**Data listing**
# # #

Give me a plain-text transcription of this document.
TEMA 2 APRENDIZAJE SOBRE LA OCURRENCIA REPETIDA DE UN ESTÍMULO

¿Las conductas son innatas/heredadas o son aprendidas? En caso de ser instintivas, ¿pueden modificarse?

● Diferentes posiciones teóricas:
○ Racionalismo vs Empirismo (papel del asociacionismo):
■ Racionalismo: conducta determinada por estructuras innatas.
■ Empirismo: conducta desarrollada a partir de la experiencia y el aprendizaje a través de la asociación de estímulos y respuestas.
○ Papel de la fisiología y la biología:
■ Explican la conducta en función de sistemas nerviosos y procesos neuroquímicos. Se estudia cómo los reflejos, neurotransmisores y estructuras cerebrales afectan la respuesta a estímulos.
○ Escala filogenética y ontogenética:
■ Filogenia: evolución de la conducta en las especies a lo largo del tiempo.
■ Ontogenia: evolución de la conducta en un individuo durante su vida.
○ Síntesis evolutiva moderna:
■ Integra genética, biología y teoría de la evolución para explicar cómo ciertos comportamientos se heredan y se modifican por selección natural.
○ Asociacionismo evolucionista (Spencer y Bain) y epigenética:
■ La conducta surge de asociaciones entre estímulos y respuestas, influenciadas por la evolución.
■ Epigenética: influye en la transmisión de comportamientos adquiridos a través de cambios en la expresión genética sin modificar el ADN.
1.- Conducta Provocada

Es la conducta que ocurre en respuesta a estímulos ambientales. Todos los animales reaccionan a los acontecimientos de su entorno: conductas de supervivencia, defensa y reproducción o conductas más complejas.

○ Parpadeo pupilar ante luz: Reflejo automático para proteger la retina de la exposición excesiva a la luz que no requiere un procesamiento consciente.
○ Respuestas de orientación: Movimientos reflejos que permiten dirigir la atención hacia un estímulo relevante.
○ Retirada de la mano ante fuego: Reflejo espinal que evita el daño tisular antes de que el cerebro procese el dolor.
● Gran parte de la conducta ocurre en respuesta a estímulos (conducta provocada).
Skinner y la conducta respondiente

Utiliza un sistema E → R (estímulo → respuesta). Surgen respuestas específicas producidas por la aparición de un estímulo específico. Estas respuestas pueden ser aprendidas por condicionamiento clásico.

# # #

**TASK GOAL**
Scan the material for lines with the word "cómo", and copy each line you find.

**ANSWER FOR THE TASK**
■ Explican la conducta en función de sistemas nerviosos y procesos neuroquímicos. Se estudia cómo los reflejos, neurotransmisores y estructuras cerebrales afectan la respuesta a estímulos.
■ Integra genética, biología y teoría de la evolución para explicar cómo ciertos comportamientos se heredan y se modifican por selección natural.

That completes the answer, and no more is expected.